(TASK STATEMENT):
Set down again, unchanged, the lines of the listing starting with the line that contains "Patent image size: (854, 676)." and going on through the end of the listing, with both ends included.

(PROVIDED MATERIAL):
== == ==
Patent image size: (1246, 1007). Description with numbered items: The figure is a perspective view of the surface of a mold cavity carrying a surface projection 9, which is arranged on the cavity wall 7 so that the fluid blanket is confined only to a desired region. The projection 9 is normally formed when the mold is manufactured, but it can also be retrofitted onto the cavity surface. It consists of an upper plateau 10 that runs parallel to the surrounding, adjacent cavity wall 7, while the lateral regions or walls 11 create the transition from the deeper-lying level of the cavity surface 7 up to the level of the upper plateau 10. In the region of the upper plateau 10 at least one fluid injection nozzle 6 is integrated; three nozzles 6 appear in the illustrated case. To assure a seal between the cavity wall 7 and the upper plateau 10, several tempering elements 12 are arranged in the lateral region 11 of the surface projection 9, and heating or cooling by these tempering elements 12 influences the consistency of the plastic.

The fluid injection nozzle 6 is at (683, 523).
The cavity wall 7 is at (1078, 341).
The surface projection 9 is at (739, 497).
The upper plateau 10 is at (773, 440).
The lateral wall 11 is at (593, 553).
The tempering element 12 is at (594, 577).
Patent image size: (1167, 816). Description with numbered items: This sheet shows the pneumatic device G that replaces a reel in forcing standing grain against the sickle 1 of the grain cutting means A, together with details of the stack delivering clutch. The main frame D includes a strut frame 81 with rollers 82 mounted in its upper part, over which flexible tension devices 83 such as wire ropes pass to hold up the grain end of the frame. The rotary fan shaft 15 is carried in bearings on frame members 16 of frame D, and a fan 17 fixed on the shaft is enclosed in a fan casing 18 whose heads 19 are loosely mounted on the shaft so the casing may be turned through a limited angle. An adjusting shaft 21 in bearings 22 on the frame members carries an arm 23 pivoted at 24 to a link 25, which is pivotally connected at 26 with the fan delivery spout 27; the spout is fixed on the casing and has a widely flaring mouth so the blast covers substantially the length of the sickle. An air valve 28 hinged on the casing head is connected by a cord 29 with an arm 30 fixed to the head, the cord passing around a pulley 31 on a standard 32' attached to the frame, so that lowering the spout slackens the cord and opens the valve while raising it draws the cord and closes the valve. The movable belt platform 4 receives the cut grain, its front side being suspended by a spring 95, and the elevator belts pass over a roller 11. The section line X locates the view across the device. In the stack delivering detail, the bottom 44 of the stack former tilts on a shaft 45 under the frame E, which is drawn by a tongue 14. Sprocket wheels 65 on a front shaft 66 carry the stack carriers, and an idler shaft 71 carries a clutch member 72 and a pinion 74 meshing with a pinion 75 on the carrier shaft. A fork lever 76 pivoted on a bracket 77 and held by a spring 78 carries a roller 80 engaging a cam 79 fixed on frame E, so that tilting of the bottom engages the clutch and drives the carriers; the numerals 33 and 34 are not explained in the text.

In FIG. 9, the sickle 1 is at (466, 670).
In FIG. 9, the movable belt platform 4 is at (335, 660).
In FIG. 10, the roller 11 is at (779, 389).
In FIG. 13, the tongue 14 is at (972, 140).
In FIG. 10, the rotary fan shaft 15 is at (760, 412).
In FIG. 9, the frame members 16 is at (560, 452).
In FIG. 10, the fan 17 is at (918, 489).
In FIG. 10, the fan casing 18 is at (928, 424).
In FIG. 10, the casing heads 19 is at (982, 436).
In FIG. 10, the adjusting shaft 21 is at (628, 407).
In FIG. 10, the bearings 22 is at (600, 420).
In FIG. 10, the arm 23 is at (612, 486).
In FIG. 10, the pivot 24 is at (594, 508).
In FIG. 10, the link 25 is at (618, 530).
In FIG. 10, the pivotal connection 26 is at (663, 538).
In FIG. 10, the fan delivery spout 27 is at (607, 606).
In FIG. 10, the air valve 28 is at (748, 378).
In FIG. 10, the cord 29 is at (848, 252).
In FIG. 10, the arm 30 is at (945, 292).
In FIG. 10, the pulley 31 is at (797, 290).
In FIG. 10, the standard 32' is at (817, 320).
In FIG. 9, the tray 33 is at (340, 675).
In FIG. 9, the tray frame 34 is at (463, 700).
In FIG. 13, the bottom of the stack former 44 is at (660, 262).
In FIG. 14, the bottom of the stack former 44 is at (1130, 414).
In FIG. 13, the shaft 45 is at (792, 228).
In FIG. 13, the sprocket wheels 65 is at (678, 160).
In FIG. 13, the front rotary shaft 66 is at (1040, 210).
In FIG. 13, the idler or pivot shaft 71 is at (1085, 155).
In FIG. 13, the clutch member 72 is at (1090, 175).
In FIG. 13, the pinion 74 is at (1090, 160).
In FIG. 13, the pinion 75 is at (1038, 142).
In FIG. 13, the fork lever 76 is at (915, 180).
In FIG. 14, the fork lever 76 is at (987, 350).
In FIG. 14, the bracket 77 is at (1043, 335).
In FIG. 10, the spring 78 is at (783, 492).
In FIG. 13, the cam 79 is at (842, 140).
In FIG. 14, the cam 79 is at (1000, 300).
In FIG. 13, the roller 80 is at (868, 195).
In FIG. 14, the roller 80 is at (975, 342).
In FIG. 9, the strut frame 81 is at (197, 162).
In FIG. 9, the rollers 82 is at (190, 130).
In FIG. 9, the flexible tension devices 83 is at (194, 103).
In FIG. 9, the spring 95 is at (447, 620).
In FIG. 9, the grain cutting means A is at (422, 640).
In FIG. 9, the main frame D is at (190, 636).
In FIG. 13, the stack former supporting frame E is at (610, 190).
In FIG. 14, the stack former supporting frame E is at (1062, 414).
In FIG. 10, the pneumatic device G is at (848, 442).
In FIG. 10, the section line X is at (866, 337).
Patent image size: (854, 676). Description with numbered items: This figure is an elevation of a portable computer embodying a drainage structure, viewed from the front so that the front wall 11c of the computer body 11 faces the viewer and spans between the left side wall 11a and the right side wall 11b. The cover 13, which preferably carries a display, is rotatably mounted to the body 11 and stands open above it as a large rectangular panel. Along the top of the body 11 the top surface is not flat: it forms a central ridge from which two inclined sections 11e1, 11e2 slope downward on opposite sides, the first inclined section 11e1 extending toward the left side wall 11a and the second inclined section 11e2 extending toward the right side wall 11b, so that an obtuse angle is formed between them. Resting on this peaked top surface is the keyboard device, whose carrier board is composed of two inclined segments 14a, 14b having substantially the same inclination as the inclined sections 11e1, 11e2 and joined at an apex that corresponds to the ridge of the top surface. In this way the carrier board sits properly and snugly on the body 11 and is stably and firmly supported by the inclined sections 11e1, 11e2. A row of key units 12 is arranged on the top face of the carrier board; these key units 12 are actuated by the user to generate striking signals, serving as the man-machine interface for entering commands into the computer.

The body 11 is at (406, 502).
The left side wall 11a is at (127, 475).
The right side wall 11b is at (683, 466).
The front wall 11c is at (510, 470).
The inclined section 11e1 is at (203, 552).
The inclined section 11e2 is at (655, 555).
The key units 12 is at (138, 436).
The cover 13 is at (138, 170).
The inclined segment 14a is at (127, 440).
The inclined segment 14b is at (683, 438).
== == ==
(TASK SOLUTION):
Patent image size: (854, 676). Description with numbered items: This figure is an elevation of a portable computer embodying a drainage structure, viewed from the front so that the front wall 11c of the computer body 11 faces the viewer and spans between the left side wall 11a and the right side wall 11b. The cover 13, which preferably carries a display, is rotatably mounted to the body 11 and stands open above it as a large rectangular panel. Along the top of the body 11 the top surface is not flat: it forms a central ridge from which two inclined sections 11e1, 11e2 slope downward on opposite sides, the first inclined section 11e1 extending toward the left side wall 11a and the second inclined section 11e2 extending toward the right side wall 11b, so that an obtuse angle is formed between them. Resting on this peaked top surface is the keyboard device, whose carrier board is composed of two inclined segments 14a, 14b having substantially the same inclination as the inclined sections 11e1, 11e2 and joined at an apex that corresponds to the ridge of the top surface. In this way the carrier board sits properly and snugly on the body 11 and is stably and firmly supported by the inclined sections 11e1, 11e2. A row of key units 12 is arranged on the top face of the carrier board; these key units 12 are actuated by the user to generate striking signals, serving as the man-machine interface for entering commands into the computer.

The body 11 is at (406, 502).
The left side wall 11a is at (127, 475).
The right side wall 11b is at (683, 466).
The front wall 11c is at (510, 470).
The inclined section 11e1 is at (203, 552).
The inclined section 11e2 is at (655, 555).
The key units 12 is at (138, 436).
The cover 13 is at (138, 170).
The inclined segment 14a is at (127, 440).
The inclined segment 14b is at (683, 438).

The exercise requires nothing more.